◆ SUPPLIED INFORMATION
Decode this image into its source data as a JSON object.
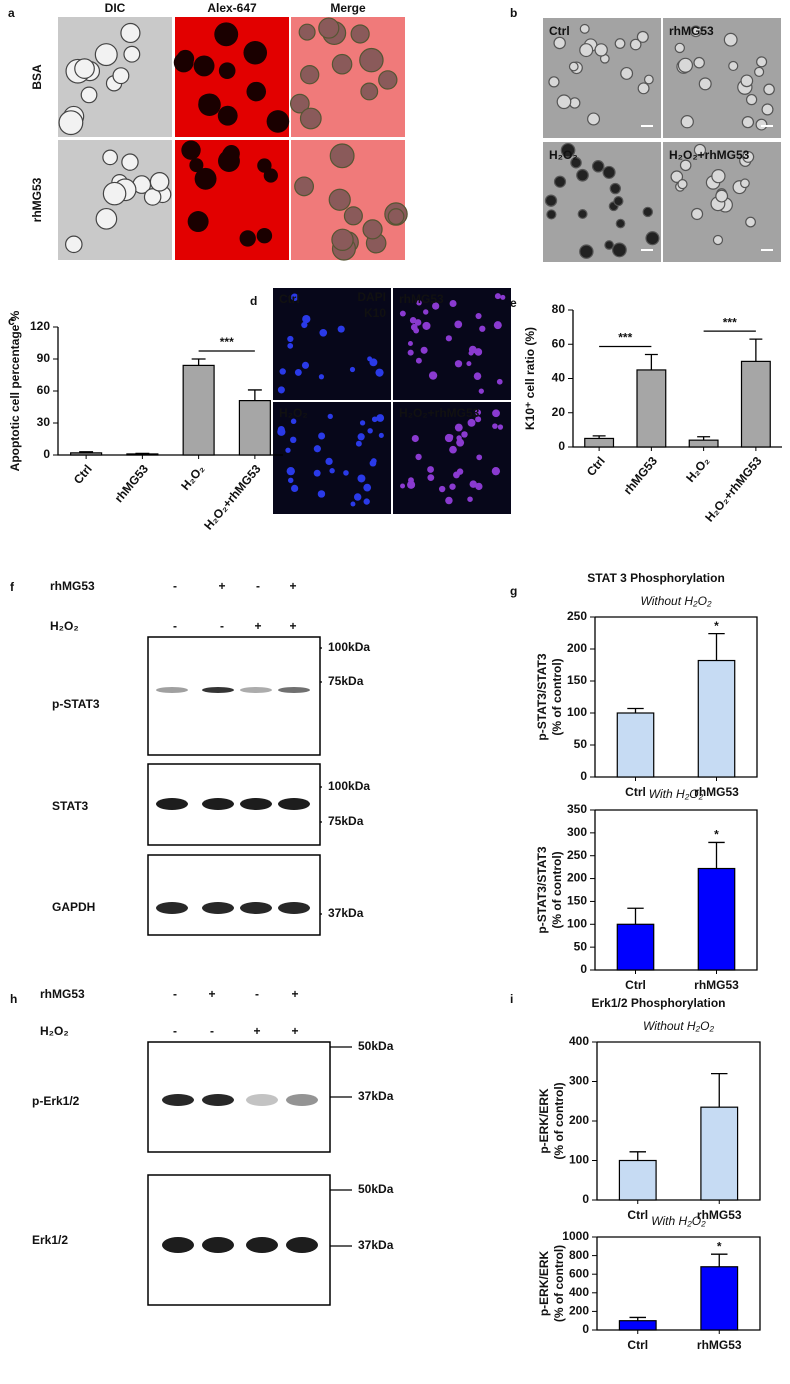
{
  "panels": {
    "letters": [
      "a",
      "b",
      "c",
      "d",
      "e",
      "f",
      "g",
      "h",
      "i"
    ],
    "a": {
      "columns": [
        "DIC",
        "Alex-647",
        "Merge"
      ],
      "rows": [
        "BSA",
        "rhMG53"
      ]
    },
    "b": {
      "labels": [
        "Ctrl",
        "rhMG53",
        "H₂O₂",
        "H₂O₂+rhMG53"
      ]
    },
    "d": {
      "labels": [
        "Ctrl",
        "rhMG53",
        "H₂O₂",
        "H₂O₂+rhMG53"
      ],
      "stains": [
        "DAPI",
        "K10"
      ]
    },
    "f": {
      "treatments": [
        {
          "name": "rhMG53",
          "signs": [
            "-",
            "+",
            "-",
            "+"
          ]
        },
        {
          "name": "H₂O₂",
          "signs": [
            "-",
            "-",
            "+",
            "+"
          ]
        }
      ],
      "blots": [
        {
          "name": "p-STAT3",
          "markers": [
            "100kDa",
            "75kDa"
          ]
        },
        {
          "name": "STAT3",
          "markers": [
            "100kDa",
            "75kDa"
          ]
        },
        {
          "name": "GAPDH",
          "markers": [
            "37kDa"
          ]
        }
      ]
    },
    "h": {
      "treatments": [
        {
          "name": "rhMG53",
          "signs": [
            "-",
            "+",
            "-",
            "+"
          ]
        },
        {
          "name": "H₂O₂",
          "signs": [
            "-",
            "-",
            "+",
            "+"
          ]
        }
      ],
      "blots": [
        {
          "name": "p-Erk1/2",
          "markers": [
            "50kDa",
            "37kDa"
          ]
        },
        {
          "name": "Erk1/2",
          "markers": [
            "50kDa",
            "37kDa"
          ]
        }
      ]
    }
  },
  "chart_data": [
    {
      "type": "bar",
      "y_label": [
        "Apoptotic cell percentage %"
      ],
      "categories": [
        "Ctrl",
        "rhMG53",
        "H₂O₂",
        "H₂O₂+rhMG53"
      ],
      "values": [
        2,
        1,
        84,
        51
      ],
      "errors": [
        1,
        0.5,
        6,
        10
      ],
      "color": "#a6a6a6",
      "ylim": [
        0,
        120
      ],
      "yticks": [
        0,
        30,
        60,
        90,
        120
      ],
      "annotations": [
        "***"
      ]
    },
    {
      "type": "bar",
      "y_label": [
        "K10⁺ cell ratio (%)"
      ],
      "categories": [
        "Ctrl",
        "rhMG53",
        "H₂O₂",
        "H₂O₂+rhMG53"
      ],
      "values": [
        5,
        45,
        4,
        50
      ],
      "errors": [
        1.5,
        9,
        2,
        13
      ],
      "color": "#a6a6a6",
      "ylim": [
        0,
        80
      ],
      "yticks": [
        0,
        20,
        40,
        60,
        80
      ],
      "annotations": [
        "***",
        "***"
      ]
    },
    {
      "type": "bar",
      "title": "STAT 3 Phosphorylation",
      "subtitle": "Without H₂O₂",
      "y_label": [
        "p-STAT3/STAT3",
        "(% of control)"
      ],
      "categories": [
        "Ctrl",
        "rhMG53"
      ],
      "values": [
        100,
        182
      ],
      "errors": [
        7,
        42
      ],
      "color": "#c6dbf3",
      "ylim": [
        0,
        250
      ],
      "yticks": [
        0,
        50,
        100,
        150,
        200,
        250
      ],
      "annotations": [
        "*"
      ]
    },
    {
      "type": "bar",
      "subtitle": "With H₂O₂",
      "y_label": [
        "p-STAT3/STAT3",
        "(% of control)"
      ],
      "categories": [
        "Ctrl",
        "rhMG53"
      ],
      "values": [
        100,
        222
      ],
      "errors": [
        35,
        57
      ],
      "color": "#0000ff",
      "ylim": [
        0,
        350
      ],
      "yticks": [
        0,
        50,
        100,
        150,
        200,
        250,
        300,
        350
      ],
      "annotations": [
        "*"
      ]
    },
    {
      "type": "bar",
      "title": "Erk1/2 Phosphorylation",
      "subtitle": "Without H₂O₂",
      "y_label": [
        "p-ERK/ERK",
        "(% of control)"
      ],
      "categories": [
        "Ctrl",
        "rhMG53"
      ],
      "values": [
        100,
        235
      ],
      "errors": [
        22,
        85
      ],
      "color": "#c6dbf3",
      "ylim": [
        0,
        400
      ],
      "yticks": [
        0,
        100,
        200,
        300,
        400
      ]
    },
    {
      "type": "bar",
      "subtitle": "With H₂O₂",
      "y_label": [
        "p-ERK/ERK",
        "(% of control)"
      ],
      "categories": [
        "Ctrl",
        "rhMG53"
      ],
      "values": [
        100,
        680
      ],
      "errors": [
        35,
        135
      ],
      "color": "#0000ff",
      "ylim": [
        0,
        1000
      ],
      "yticks": [
        0,
        200,
        400,
        600,
        800,
        1000
      ],
      "annotations": [
        "*"
      ]
    }
  ]
}
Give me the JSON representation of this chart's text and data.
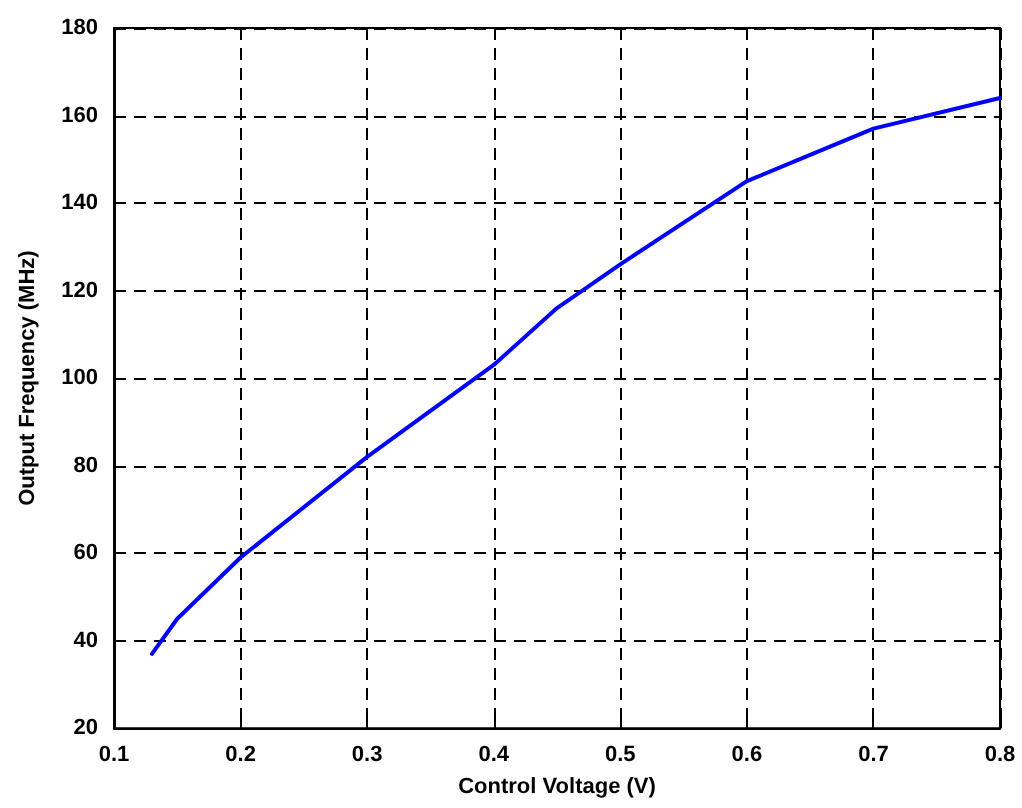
{
  "chart_data": {
    "type": "line",
    "xlabel": "Control Voltage (V)",
    "ylabel": "Output Frequency (MHz)",
    "x": [
      0.13,
      0.15,
      0.2,
      0.3,
      0.4,
      0.45,
      0.5,
      0.6,
      0.65,
      0.7,
      0.8
    ],
    "series": [
      {
        "color": "#0000ff",
        "values": [
          37,
          45,
          59,
          82,
          103,
          116,
          126,
          145,
          151,
          157,
          164
        ]
      }
    ],
    "xlim": [
      0.1,
      0.8
    ],
    "xticks": [
      0.1,
      0.2,
      0.3,
      0.4,
      0.5,
      0.6,
      0.7,
      0.8
    ],
    "ylim": [
      20,
      180
    ],
    "yticks": [
      20,
      40,
      60,
      80,
      100,
      120,
      140,
      160,
      180
    ],
    "grid": true,
    "marker": "none",
    "line_style": "solid"
  }
}
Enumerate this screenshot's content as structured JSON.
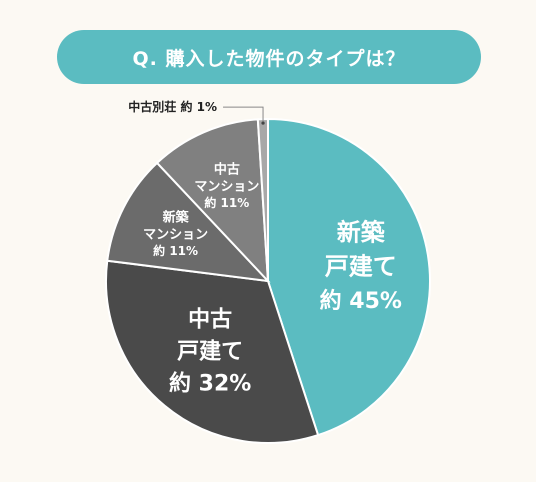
{
  "title": "Q. 購入した物件のタイプは？",
  "chart_data": {
    "type": "pie",
    "title": "Q. 購入した物件のタイプは？",
    "slices": [
      {
        "label": [
          "新築",
          "戸建て"
        ],
        "value_text": "約 45%",
        "value": 45,
        "color": "#5bbcc1"
      },
      {
        "label": [
          "中古",
          "戸建て"
        ],
        "value_text": "約 32%",
        "value": 32,
        "color": "#4a4a4a"
      },
      {
        "label": [
          "新築",
          "マンション"
        ],
        "value_text": "約 11%",
        "value": 11,
        "color": "#6b6b6b"
      },
      {
        "label": [
          "中古",
          "マンション"
        ],
        "value_text": "約 11%",
        "value": 11,
        "color": "#808080"
      },
      {
        "label": [
          "中古別荘"
        ],
        "value_text": "約 1%",
        "value": 1,
        "color": "#a8a8a8"
      }
    ]
  }
}
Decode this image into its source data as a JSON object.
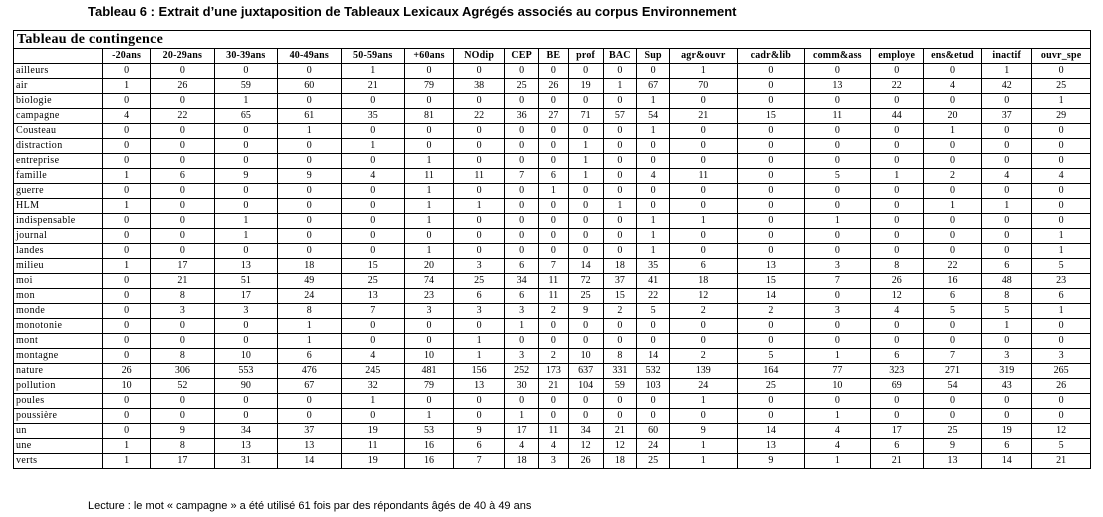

◆ WRITTEN INSTRUCTION
Reproduce the data word for word, excluding its pictures.

◆ OUTPUT FOR THIS EXERCISE
Decode this image into its source data as a JSON object.
{
  "panels": {
    "letters": [
      "a",
      "b",
      "c",
      "d",
      "e",
      "f",
      "g",
      "h",
      "i"
    ],
    "a": {
      "columns": [
        "DIC",
        "Alex-647",
        "Merge"
      ],
      "rows": [
        "BSA",
        "rhMG53"
      ]
    },
    "b": {
      "labels": [
        "Ctrl",
        "rhMG53",
        "H₂O₂",
        "H₂O₂+rhMG53"
      ]
    },
    "d": {
      "labels": [
        "Ctrl",
        "rhMG53",
        "H₂O₂",
        "H₂O₂+rhMG53"
      ],
      "stains": [
        "DAPI",
        "K10"
      ]
    },
    "f": {
      "treatments": [
        {
          "name": "rhMG53",
          "signs": [
            "-",
            "+",
            "-",
            "+"
          ]
        },
        {
          "name": "H₂O₂",
          "signs": [
            "-",
            "-",
            "+",
            "+"
          ]
        }
      ],
      "blots": [
        {
          "name": "p-STAT3",
          "markers": [
            "100kDa",
            "75kDa"
          ]
        },
        {
          "name": "STAT3",
          "markers": [
            "100kDa",
            "75kDa"
          ]
        },
        {
          "name": "GAPDH",
          "markers": [
            "37kDa"
          ]
        }
      ]
    },
    "h": {
      "treatments": [
        {
          "name": "rhMG53",
          "signs": [
            "-",
            "+",
            "-",
            "+"
          ]
        },
        {
          "name": "H₂O₂",
          "signs": [
            "-",
            "-",
            "+",
            "+"
          ]
        }
      ],
      "blots": [
        {
          "name": "p-Erk1/2",
          "markers": [
            "50kDa",
            "37kDa"
          ]
        },
        {
          "name": "Erk1/2",
          "markers": [
            "50kDa",
            "37kDa"
          ]
        }
      ]
    }
  },
  "chart_data": [
    {
      "type": "bar",
      "y_label": [
        "Apoptotic cell percentage %"
      ],
      "categories": [
        "Ctrl",
        "rhMG53",
        "H₂O₂",
        "H₂O₂+rhMG53"
      ],
      "values": [
        2,
        1,
        84,
        51
      ],
      "errors": [
        1,
        0.5,
        6,
        10
      ],
      "color": "#a6a6a6",
      "ylim": [
        0,
        120
      ],
      "yticks": [
        0,
        30,
        60,
        90,
        120
      ],
      "annotations": [
        "***"
      ]
    },
    {
      "type": "bar",
      "y_label": [
        "K10⁺ cell ratio (%)"
      ],
      "categories": [
        "Ctrl",
        "rhMG53",
        "H₂O₂",
        "H₂O₂+rhMG53"
      ],
      "values": [
        5,
        45,
        4,
        50
      ],
      "errors": [
        1.5,
        9,
        2,
        13
      ],
      "color": "#a6a6a6",
      "ylim": [
        0,
        80
      ],
      "yticks": [
        0,
        20,
        40,
        60,
        80
      ],
      "annotations": [
        "***",
        "***"
      ]
    },
    {
      "type": "bar",
      "title": "STAT 3 Phosphorylation",
      "subtitle": "Without H₂O₂",
      "y_label": [
        "p-STAT3/STAT3",
        "(% of control)"
      ],
      "categories": [
        "Ctrl",
        "rhMG53"
      ],
      "values": [
        100,
        182
      ],
      "errors": [
        7,
        42
      ],
      "color": "#c6dbf3",
      "ylim": [
        0,
        250
      ],
      "yticks": [
        0,
        50,
        100,
        150,
        200,
        250
      ],
      "annotations": [
        "*"
      ]
    },
    {
      "type": "bar",
      "subtitle": "With H₂O₂",
      "y_label": [
        "p-STAT3/STAT3",
        "(% of control)"
      ],
      "categories": [
        "Ctrl",
        "rhMG53"
      ],
      "values": [
        100,
        222
      ],
      "errors": [
        35,
        57
      ],
      "color": "#0000ff",
      "ylim": [
        0,
        350
      ],
      "yticks": [
        0,
        50,
        100,
        150,
        200,
        250,
        300,
        350
      ],
      "annotations": [
        "*"
      ]
    },
    {
      "type": "bar",
      "title": "Erk1/2 Phosphorylation",
      "subtitle": "Without H₂O₂",
      "y_label": [
        "p-ERK/ERK",
        "(% of control)"
      ],
      "categories": [
        "Ctrl",
        "rhMG53"
      ],
      "values": [
        100,
        235
      ],
      "errors": [
        22,
        85
      ],
      "color": "#c6dbf3",
      "ylim": [
        0,
        400
      ],
      "yticks": [
        0,
        100,
        200,
        300,
        400
      ]
    },
    {
      "type": "bar",
      "subtitle": "With H₂O₂",
      "y_label": [
        "p-ERK/ERK",
        "(% of control)"
      ],
      "categories": [
        "Ctrl",
        "rhMG53"
      ],
      "values": [
        100,
        680
      ],
      "errors": [
        35,
        135
      ],
      "color": "#0000ff",
      "ylim": [
        0,
        1000
      ],
      "yticks": [
        0,
        200,
        400,
        600,
        800,
        1000
      ],
      "annotations": [
        "*"
      ]
    }
  ]
}
Give me the JSON representation of this chart's text and data.
{
  "chart_data": {
    "type": "line",
    "xlabel": "Control Voltage (V)",
    "ylabel": "Output Frequency (MHz)",
    "x": [
      0.13,
      0.15,
      0.2,
      0.3,
      0.4,
      0.45,
      0.5,
      0.6,
      0.65,
      0.7,
      0.8
    ],
    "series": [
      {
        "color": "#0000ff",
        "values": [
          37,
          45,
          59,
          82,
          103,
          116,
          126,
          145,
          151,
          157,
          164
        ]
      }
    ],
    "xlim": [
      0.1,
      0.8
    ],
    "xticks": [
      0.1,
      0.2,
      0.3,
      0.4,
      0.5,
      0.6,
      0.7,
      0.8
    ],
    "ylim": [
      20,
      180
    ],
    "yticks": [
      20,
      40,
      60,
      80,
      100,
      120,
      140,
      160,
      180
    ],
    "grid": true,
    "marker": "none",
    "line_style": "solid"
  }
}
Enumerate this screenshot's content as structured JSON.
{
  "title": "Q. 購入した物件のタイプは？",
  "chart_data": {
    "type": "pie",
    "title": "Q. 購入した物件のタイプは？",
    "slices": [
      {
        "label": [
          "新築",
          "戸建て"
        ],
        "value_text": "約 45%",
        "value": 45,
        "color": "#5bbcc1"
      },
      {
        "label": [
          "中古",
          "戸建て"
        ],
        "value_text": "約 32%",
        "value": 32,
        "color": "#4a4a4a"
      },
      {
        "label": [
          "新築",
          "マンション"
        ],
        "value_text": "約 11%",
        "value": 11,
        "color": "#6b6b6b"
      },
      {
        "label": [
          "中古",
          "マンション"
        ],
        "value_text": "約 11%",
        "value": 11,
        "color": "#808080"
      },
      {
        "label": [
          "中古別荘"
        ],
        "value_text": "約 1%",
        "value": 1,
        "color": "#a8a8a8"
      }
    ]
  }
}
Decode this image into its source data as a JSON object.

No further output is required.